**What is being asked:**
Below are some records; return each one exactly.

**Recorded information:**
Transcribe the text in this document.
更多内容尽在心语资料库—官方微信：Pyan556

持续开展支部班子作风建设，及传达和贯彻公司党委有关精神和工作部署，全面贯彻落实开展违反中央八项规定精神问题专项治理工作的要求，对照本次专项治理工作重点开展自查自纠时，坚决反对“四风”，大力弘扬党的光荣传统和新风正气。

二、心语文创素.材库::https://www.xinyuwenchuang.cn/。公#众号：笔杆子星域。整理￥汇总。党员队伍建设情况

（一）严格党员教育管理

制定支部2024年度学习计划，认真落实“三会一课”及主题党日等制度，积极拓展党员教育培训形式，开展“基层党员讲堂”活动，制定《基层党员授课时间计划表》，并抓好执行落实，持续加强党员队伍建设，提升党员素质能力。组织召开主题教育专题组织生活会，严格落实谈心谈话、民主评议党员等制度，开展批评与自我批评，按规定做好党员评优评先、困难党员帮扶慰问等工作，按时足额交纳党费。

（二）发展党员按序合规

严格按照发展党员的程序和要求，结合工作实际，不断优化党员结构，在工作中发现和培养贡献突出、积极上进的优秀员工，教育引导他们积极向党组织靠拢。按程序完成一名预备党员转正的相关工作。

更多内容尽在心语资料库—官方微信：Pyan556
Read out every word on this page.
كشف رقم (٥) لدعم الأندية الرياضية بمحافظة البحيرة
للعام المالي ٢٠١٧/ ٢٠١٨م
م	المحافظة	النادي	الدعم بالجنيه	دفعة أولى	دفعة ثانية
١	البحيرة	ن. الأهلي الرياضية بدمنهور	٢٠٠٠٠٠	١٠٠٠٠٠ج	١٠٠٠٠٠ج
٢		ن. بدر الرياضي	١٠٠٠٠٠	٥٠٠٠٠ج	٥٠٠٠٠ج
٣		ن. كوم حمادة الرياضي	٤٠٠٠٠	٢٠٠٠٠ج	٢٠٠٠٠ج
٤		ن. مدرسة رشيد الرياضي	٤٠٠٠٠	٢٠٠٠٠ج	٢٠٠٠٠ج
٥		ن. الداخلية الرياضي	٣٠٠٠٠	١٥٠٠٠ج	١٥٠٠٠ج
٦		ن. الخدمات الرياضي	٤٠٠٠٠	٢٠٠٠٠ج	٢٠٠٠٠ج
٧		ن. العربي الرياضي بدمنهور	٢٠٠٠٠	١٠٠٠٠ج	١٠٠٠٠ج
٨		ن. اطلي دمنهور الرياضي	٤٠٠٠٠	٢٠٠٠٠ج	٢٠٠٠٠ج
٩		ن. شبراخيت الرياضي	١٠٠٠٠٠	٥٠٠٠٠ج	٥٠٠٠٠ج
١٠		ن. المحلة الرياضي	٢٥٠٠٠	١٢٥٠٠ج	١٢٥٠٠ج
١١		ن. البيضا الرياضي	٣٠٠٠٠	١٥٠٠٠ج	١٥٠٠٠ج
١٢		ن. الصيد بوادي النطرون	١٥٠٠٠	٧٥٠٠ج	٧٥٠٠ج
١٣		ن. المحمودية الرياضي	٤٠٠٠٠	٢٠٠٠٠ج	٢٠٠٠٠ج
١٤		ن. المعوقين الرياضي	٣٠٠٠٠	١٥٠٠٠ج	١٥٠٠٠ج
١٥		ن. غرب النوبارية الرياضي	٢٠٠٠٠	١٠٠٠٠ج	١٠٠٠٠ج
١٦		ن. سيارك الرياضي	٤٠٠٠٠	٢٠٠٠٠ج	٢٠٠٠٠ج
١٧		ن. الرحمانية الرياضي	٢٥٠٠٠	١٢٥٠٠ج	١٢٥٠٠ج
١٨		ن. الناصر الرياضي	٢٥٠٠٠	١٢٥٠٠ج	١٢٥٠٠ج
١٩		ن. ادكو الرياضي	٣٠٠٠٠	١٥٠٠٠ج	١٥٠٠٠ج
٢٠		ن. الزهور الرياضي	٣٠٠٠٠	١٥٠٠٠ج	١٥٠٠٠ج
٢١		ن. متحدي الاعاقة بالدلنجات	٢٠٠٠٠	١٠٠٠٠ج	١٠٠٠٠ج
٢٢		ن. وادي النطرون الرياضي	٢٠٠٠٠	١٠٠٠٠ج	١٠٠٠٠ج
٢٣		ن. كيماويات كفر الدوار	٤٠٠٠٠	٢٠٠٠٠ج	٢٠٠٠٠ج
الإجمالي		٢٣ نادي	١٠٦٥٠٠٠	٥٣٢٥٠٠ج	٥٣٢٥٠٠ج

**Complete output:**
Transcribe the text in this document.
更多内容尽在心语资料库—官方微信：Pyan556

持续开展支部班子作风建设，及传达和贯彻公司党委有关精神和工作部署，全面贯彻落实开展违反中央八项规定精神问题专项治理工作的要求，对照本次专项治理工作重点开展自查自纠时，坚决反对“四风”，大力弘扬党的光荣传统和新风正气。

二、心语文创素.材库::https://www.xinyuwenchuang.cn/。公#众号：笔杆子星域。整理￥汇总。党员队伍建设情况

（一）严格党员教育管理

制定支部2024年度学习计划，认真落实“三会一课”及主题党日等制度，积极拓展党员教育培训形式，开展“基层党员讲堂”活动，制定《基层党员授课时间计划表》，并抓好执行落实，持续加强党员队伍建设，提升党员素质能力。组织召开主题教育专题组织生活会，严格落实谈心谈话、民主评议党员等制度，开展批评与自我批评，按规定做好党员评优评先、困难党员帮扶慰问等工作，按时足额交纳党费。

（二）发展党员按序合规

严格按照发展党员的程序和要求，结合工作实际，不断优化党员结构，在工作中发现和培养贡献突出、积极上进的优秀员工，教育引导他们积极向党组织靠拢。按程序完成一名预备党员转正的相关工作。

更多内容尽在心语资料库—官方微信：Pyan556
Read out every word on this page.
كشف رقم (٥) لدعم الأندية الرياضية بمحافظة البحيرة
للعام المالي ٢٠١٧/ ٢٠١٨م
م	المحافظة	النادي	الدعم بالجنيه	دفعة أولى	دفعة ثانية
١	البحيرة	ن. الأهلي الرياضية بدمنهور	٢٠٠٠٠٠	١٠٠٠٠٠ج	١٠٠٠٠٠ج
٢		ن. بدر الرياضي	١٠٠٠٠٠	٥٠٠٠٠ج	٥٠٠٠٠ج
٣		ن. كوم حمادة الرياضي	٤٠٠٠٠	٢٠٠٠٠ج	٢٠٠٠٠ج
٤		ن. مدرسة رشيد الرياضي	٤٠٠٠٠	٢٠٠٠٠ج	٢٠٠٠٠ج
٥		ن. الداخلية الرياضي	٣٠٠٠٠	١٥٠٠٠ج	١٥٠٠٠ج
٦		ن. الخدمات الرياضي	٤٠٠٠٠	٢٠٠٠٠ج	٢٠٠٠٠ج
٧		ن. العربي الرياضي بدمنهور	٢٠٠٠٠	١٠٠٠٠ج	١٠٠٠٠ج
٨		ن. اطلي دمنهور الرياضي	٤٠٠٠٠	٢٠٠٠٠ج	٢٠٠٠٠ج
٩		ن. شبراخيت الرياضي	١٠٠٠٠٠	٥٠٠٠٠ج	٥٠٠٠٠ج
١٠		ن. المحلة الرياضي	٢٥٠٠٠	١٢٥٠٠ج	١٢٥٠٠ج
١١		ن. البيضا الرياضي	٣٠٠٠٠	١٥٠٠٠ج	١٥٠٠٠ج
١٢		ن. الصيد بوادي النطرون	١٥٠٠٠	٧٥٠٠ج	٧٥٠٠ج
١٣		ن. المحمودية الرياضي	٤٠٠٠٠	٢٠٠٠٠ج	٢٠٠٠٠ج
١٤		ن. المعوقين الرياضي	٣٠٠٠٠	١٥٠٠٠ج	١٥٠٠٠ج
١٥		ن. غرب النوبارية الرياضي	٢٠٠٠٠	١٠٠٠٠ج	١٠٠٠٠ج
١٦		ن. سيارك الرياضي	٤٠٠٠٠	٢٠٠٠٠ج	٢٠٠٠٠ج
١٧		ن. الرحمانية الرياضي	٢٥٠٠٠	١٢٥٠٠ج	١٢٥٠٠ج
١٨		ن. الناصر الرياضي	٢٥٠٠٠	١٢٥٠٠ج	١٢٥٠٠ج
١٩		ن. ادكو الرياضي	٣٠٠٠٠	١٥٠٠٠ج	١٥٠٠٠ج
٢٠		ن. الزهور الرياضي	٣٠٠٠٠	١٥٠٠٠ج	١٥٠٠٠ج
٢١		ن. متحدي الاعاقة بالدلنجات	٢٠٠٠٠	١٠٠٠٠ج	١٠٠٠٠ج
٢٢		ن. وادي النطرون الرياضي	٢٠٠٠٠	١٠٠٠٠ج	١٠٠٠٠ج
٢٣		ن. كيماويات كفر الدوار	٤٠٠٠٠	٢٠٠٠٠ج	٢٠٠٠٠ج
الإجمالي		٢٣ نادي	١٠٦٥٠٠٠	٥٣٢٥٠٠ج	٥٣٢٥٠٠ج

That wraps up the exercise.